* LISTING *

══════════════════════════════

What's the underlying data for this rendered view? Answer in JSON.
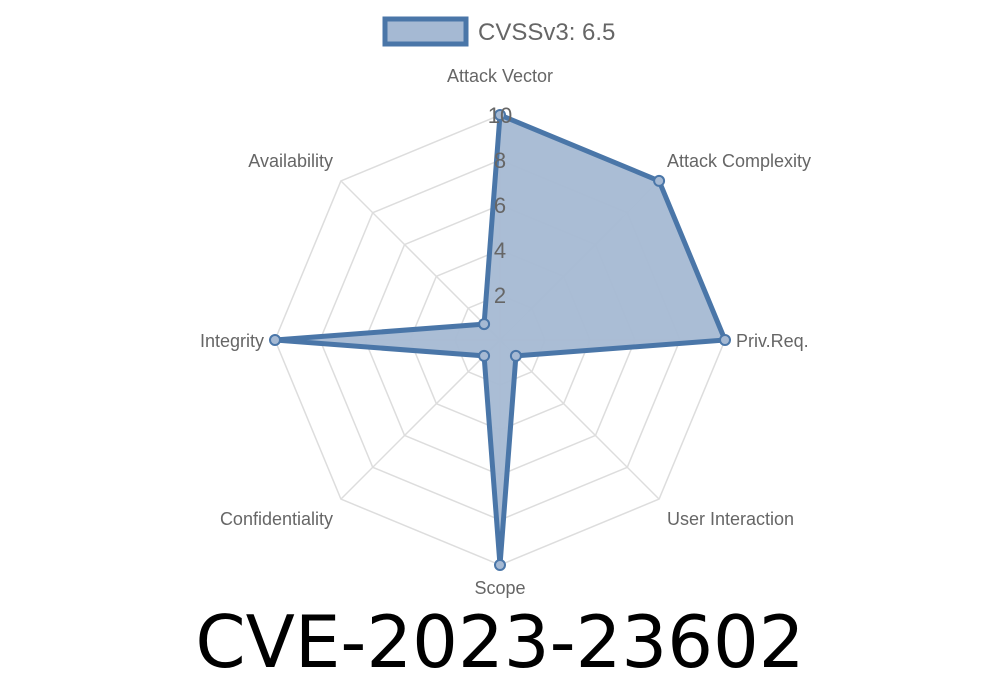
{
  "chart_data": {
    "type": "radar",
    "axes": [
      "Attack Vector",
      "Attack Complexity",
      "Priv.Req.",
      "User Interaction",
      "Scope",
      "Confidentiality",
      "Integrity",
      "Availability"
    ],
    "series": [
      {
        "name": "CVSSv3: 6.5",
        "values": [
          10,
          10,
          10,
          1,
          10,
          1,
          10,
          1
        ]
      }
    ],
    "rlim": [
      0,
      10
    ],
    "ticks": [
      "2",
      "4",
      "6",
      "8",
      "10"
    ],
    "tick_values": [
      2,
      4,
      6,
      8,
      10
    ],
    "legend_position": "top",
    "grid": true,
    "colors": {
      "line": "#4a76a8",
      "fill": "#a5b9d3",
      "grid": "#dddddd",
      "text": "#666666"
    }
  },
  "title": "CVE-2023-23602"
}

══════════════════════════════

* TASK TO COMPLETE *
Write out the entries above verbatim; the pictures do not belong in your copy.

* SOLUTION TO THE EXERCISE *
What's the underlying data for this rendered view? Answer in JSON.
{
  "chart_data": {
    "type": "radar",
    "axes": [
      "Attack Vector",
      "Attack Complexity",
      "Priv.Req.",
      "User Interaction",
      "Scope",
      "Confidentiality",
      "Integrity",
      "Availability"
    ],
    "series": [
      {
        "name": "CVSSv3: 6.5",
        "values": [
          10,
          10,
          10,
          1,
          10,
          1,
          10,
          1
        ]
      }
    ],
    "rlim": [
      0,
      10
    ],
    "ticks": [
      "2",
      "4",
      "6",
      "8",
      "10"
    ],
    "tick_values": [
      2,
      4,
      6,
      8,
      10
    ],
    "legend_position": "top",
    "grid": true,
    "colors": {
      "line": "#4a76a8",
      "fill": "#a5b9d3",
      "grid": "#dddddd",
      "text": "#666666"
    }
  },
  "title": "CVE-2023-23602"
}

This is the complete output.